* _Given instruction_: In the entries that follow, find the word "振动与冲击" and report each line it is on.
-- begin Extracted material --
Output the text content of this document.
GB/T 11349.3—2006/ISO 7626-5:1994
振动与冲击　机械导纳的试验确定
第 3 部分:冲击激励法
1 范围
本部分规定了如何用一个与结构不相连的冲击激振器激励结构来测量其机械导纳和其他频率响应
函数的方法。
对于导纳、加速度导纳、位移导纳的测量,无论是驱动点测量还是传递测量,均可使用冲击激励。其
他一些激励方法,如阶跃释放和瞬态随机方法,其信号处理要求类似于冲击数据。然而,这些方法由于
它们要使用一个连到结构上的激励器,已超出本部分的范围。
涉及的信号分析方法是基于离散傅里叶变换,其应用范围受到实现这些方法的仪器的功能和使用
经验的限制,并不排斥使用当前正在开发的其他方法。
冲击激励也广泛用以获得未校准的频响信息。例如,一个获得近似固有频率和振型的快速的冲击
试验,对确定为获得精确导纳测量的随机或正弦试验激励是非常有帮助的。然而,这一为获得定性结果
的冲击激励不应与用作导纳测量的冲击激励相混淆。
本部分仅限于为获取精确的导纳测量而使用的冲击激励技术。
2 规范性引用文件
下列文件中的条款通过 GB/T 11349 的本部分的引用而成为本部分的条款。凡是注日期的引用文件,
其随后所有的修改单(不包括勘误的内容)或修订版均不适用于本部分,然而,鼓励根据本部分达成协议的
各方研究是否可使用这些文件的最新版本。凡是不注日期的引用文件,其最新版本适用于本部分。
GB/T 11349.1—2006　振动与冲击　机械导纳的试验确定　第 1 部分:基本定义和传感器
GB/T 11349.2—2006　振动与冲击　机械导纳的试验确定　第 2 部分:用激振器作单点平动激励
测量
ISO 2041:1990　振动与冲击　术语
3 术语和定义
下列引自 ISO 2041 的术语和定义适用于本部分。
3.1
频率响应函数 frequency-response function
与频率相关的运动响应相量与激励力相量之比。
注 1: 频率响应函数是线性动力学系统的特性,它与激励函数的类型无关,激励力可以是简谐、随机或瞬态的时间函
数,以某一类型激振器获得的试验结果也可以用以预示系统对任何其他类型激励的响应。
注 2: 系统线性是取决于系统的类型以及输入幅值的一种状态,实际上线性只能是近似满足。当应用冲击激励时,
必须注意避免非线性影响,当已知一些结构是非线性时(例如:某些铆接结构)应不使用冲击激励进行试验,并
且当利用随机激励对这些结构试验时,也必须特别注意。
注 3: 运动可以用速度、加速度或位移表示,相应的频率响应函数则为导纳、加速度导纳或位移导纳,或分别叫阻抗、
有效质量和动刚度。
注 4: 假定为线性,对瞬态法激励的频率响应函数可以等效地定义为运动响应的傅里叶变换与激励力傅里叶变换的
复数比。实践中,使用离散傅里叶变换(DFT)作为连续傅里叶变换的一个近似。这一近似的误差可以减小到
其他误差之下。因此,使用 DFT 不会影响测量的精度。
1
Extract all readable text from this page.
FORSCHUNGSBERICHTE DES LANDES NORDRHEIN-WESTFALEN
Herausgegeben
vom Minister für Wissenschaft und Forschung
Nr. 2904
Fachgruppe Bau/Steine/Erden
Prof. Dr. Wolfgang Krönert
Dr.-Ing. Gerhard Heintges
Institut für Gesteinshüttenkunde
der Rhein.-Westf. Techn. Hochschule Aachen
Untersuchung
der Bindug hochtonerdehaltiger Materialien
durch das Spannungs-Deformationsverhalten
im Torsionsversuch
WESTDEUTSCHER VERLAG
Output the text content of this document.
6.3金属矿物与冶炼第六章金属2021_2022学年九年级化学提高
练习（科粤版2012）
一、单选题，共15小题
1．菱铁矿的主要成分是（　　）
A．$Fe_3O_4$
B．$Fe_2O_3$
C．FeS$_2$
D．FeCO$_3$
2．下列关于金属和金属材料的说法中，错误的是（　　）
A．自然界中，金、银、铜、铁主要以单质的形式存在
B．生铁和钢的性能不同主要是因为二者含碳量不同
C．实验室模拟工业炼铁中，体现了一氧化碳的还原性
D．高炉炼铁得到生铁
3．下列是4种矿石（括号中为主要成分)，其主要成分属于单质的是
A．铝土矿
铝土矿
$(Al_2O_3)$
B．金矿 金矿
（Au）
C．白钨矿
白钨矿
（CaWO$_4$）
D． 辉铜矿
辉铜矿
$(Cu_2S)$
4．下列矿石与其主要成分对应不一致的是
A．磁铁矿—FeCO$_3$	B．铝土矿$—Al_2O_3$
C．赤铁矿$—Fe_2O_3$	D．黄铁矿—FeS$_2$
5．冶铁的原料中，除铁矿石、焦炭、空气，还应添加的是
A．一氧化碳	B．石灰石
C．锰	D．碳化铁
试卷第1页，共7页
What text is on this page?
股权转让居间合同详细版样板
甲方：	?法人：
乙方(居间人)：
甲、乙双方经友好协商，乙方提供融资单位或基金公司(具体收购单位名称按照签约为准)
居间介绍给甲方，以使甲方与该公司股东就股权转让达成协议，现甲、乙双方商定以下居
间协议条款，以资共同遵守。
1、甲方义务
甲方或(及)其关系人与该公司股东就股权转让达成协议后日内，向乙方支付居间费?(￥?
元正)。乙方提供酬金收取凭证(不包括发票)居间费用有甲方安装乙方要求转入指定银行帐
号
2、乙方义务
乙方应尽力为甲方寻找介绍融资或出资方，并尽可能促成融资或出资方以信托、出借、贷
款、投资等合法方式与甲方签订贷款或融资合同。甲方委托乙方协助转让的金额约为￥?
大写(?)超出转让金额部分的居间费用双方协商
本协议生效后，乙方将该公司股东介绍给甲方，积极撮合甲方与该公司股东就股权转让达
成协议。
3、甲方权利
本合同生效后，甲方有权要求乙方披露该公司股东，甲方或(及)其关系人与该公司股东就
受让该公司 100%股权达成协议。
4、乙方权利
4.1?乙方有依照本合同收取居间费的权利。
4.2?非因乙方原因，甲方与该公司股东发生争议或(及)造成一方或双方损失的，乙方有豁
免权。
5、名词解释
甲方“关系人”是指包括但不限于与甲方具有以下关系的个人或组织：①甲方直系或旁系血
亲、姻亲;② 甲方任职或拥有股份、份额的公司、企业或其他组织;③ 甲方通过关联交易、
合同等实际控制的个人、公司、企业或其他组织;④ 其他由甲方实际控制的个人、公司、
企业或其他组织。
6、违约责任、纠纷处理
-- end Extracted material --
* _Output for this task_:
振动与冲击　机械导纳的试验确定
GB/T 11349.1—2006　振动与冲击　机械导纳的试验确定　第 1 部分:基本定义和传感器
GB/T 11349.2—2006　振动与冲击　机械导纳的试验确定　第 2 部分:用激振器作单点平动激励
ISO 2041:1990　振动与冲击　术语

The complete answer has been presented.